*WORK REQUIRED*
Provide only the number of lines in the listing that contain the string "бюджета".
-=-=-=-=-
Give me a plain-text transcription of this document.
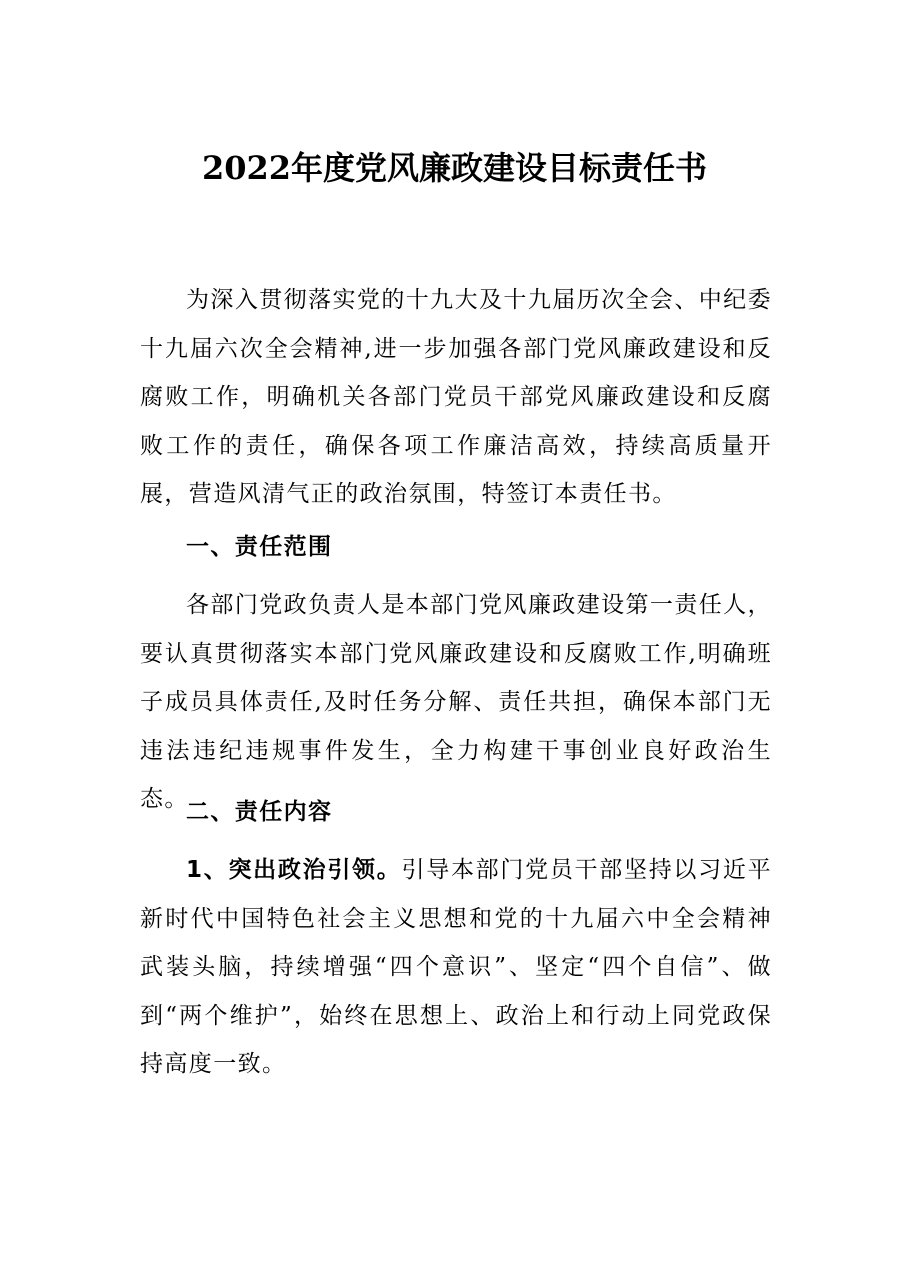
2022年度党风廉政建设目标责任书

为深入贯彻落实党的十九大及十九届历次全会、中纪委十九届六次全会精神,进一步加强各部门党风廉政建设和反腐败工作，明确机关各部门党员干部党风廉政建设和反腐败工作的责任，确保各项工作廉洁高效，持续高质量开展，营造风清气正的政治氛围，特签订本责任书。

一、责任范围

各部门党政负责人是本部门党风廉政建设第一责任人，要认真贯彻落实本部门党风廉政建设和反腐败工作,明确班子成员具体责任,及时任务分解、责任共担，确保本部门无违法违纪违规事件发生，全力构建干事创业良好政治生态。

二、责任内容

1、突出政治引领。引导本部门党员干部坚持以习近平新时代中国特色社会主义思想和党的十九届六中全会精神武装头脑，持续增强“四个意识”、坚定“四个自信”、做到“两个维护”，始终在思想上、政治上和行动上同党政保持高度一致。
-=-=-=-=-
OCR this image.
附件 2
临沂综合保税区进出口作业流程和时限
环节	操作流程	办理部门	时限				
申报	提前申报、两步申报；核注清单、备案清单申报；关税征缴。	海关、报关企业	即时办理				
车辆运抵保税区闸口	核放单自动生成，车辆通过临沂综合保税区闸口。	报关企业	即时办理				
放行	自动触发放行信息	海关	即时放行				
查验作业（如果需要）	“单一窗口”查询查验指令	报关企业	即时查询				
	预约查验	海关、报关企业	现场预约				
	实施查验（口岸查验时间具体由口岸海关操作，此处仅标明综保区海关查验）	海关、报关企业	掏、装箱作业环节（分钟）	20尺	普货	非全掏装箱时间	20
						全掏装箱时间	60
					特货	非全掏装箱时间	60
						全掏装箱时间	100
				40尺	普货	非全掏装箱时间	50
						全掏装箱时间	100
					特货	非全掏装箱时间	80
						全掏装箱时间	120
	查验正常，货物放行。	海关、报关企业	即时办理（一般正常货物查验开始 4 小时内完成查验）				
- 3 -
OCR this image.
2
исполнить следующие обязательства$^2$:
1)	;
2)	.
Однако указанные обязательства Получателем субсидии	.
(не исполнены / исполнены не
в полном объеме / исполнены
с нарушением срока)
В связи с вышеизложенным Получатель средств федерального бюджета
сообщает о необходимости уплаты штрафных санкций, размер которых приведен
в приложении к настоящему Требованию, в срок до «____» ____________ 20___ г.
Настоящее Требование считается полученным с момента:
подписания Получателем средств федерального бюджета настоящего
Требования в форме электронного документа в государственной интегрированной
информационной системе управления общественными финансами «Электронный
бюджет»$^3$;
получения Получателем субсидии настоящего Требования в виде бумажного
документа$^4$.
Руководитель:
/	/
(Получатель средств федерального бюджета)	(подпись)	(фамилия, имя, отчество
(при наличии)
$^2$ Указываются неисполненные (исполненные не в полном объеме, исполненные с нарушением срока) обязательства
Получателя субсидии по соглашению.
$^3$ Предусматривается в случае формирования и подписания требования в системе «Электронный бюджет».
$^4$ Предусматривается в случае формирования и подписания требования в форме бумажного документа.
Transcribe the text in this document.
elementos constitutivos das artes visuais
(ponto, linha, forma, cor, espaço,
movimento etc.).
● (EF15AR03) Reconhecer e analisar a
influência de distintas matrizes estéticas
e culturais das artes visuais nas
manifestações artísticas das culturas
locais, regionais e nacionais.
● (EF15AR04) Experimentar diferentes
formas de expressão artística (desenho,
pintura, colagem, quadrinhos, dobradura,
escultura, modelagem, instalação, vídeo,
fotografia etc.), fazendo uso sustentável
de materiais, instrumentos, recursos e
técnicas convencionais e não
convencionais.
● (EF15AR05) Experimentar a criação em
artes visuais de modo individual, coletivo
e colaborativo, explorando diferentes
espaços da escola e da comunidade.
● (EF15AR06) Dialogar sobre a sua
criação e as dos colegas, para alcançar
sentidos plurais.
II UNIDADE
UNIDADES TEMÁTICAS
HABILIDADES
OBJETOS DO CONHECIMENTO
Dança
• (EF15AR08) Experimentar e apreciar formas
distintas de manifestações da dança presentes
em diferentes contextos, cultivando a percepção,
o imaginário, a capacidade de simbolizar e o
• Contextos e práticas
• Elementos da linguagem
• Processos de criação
-=-=-=-=-
*PROBLEM SOLUTION*
3